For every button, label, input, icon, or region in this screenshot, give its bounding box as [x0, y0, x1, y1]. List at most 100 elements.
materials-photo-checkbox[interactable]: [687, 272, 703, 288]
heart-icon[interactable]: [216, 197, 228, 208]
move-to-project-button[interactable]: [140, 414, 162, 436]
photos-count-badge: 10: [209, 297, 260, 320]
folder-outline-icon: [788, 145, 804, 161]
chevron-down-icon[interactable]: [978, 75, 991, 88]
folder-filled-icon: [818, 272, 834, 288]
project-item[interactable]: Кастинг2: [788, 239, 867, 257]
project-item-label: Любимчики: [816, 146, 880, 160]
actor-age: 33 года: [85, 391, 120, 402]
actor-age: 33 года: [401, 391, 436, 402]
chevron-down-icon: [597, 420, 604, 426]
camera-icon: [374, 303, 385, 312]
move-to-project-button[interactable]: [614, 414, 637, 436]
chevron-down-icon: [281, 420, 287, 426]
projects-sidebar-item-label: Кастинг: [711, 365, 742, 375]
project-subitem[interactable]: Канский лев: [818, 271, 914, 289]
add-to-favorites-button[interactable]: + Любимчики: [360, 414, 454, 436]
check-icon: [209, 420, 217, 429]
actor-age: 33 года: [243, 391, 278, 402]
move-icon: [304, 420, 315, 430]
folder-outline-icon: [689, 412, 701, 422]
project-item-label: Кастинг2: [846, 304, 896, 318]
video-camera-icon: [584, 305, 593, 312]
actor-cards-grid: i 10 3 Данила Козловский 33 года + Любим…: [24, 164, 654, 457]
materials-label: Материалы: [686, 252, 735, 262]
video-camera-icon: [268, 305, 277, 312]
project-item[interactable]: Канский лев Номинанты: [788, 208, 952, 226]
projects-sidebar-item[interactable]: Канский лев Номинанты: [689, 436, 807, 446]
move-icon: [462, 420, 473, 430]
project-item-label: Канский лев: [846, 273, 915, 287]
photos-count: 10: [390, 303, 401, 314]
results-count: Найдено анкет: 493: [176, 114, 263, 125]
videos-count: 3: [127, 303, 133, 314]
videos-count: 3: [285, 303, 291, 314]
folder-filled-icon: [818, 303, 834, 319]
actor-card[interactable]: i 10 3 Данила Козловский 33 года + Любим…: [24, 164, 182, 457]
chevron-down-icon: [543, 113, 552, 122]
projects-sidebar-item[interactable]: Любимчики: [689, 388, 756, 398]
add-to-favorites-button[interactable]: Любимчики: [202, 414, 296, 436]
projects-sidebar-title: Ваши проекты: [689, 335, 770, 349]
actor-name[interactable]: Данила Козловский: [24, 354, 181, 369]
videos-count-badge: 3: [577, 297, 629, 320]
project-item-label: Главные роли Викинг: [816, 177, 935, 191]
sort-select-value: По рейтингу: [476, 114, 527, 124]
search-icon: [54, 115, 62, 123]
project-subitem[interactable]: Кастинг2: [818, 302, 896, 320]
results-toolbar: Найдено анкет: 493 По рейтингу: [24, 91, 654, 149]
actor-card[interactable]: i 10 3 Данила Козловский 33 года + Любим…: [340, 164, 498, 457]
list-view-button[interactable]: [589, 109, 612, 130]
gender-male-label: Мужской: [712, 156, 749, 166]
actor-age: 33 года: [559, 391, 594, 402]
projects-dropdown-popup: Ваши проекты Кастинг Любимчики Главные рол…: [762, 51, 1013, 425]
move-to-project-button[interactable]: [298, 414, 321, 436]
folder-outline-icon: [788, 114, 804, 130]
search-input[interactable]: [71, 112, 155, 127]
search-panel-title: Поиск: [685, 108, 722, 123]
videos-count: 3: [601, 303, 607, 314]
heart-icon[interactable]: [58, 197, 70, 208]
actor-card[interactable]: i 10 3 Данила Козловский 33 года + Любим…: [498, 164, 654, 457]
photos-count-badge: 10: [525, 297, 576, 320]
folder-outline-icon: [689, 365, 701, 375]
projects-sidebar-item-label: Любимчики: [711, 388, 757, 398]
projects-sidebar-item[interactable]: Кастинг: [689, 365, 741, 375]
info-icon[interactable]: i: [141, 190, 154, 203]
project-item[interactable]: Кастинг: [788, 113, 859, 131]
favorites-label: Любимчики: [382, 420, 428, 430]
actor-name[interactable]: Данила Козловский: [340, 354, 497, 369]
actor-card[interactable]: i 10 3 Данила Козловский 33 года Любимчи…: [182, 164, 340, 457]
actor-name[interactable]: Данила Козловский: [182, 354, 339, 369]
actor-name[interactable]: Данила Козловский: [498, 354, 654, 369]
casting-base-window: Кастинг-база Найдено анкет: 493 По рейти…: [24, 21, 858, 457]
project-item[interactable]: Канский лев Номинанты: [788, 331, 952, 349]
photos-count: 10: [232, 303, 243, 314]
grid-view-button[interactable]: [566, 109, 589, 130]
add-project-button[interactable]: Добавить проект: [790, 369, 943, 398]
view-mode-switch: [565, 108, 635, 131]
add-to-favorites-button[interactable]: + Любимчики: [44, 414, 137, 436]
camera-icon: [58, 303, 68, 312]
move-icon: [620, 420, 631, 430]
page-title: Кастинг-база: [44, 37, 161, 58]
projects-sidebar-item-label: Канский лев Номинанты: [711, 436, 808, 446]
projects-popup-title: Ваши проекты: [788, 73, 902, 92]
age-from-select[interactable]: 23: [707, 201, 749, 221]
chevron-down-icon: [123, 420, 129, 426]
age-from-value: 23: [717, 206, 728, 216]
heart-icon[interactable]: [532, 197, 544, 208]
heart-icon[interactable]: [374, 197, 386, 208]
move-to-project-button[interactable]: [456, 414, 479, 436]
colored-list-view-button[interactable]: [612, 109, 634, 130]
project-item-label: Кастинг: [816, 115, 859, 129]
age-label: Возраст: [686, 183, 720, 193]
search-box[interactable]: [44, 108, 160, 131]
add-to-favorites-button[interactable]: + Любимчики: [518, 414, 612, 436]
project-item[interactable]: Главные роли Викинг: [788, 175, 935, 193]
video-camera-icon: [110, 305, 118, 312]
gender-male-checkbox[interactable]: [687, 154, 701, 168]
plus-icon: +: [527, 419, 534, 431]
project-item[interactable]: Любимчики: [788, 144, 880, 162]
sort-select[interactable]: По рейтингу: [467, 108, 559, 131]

===============

**Goal of the exercise**. Return the listing above unchanged, from its first line up to and including the line with "photos-count-badge: 10: [209, 297, 260, 320]".

**Solution to this exercise**.
For every button, label, input, icon, or region in this screenshot, give its bounding box as [x0, y0, x1, y1]. List at most 100 elements.
materials-photo-checkbox[interactable]: [687, 272, 703, 288]
heart-icon[interactable]: [216, 197, 228, 208]
move-to-project-button[interactable]: [140, 414, 162, 436]
photos-count-badge: 10: [209, 297, 260, 320]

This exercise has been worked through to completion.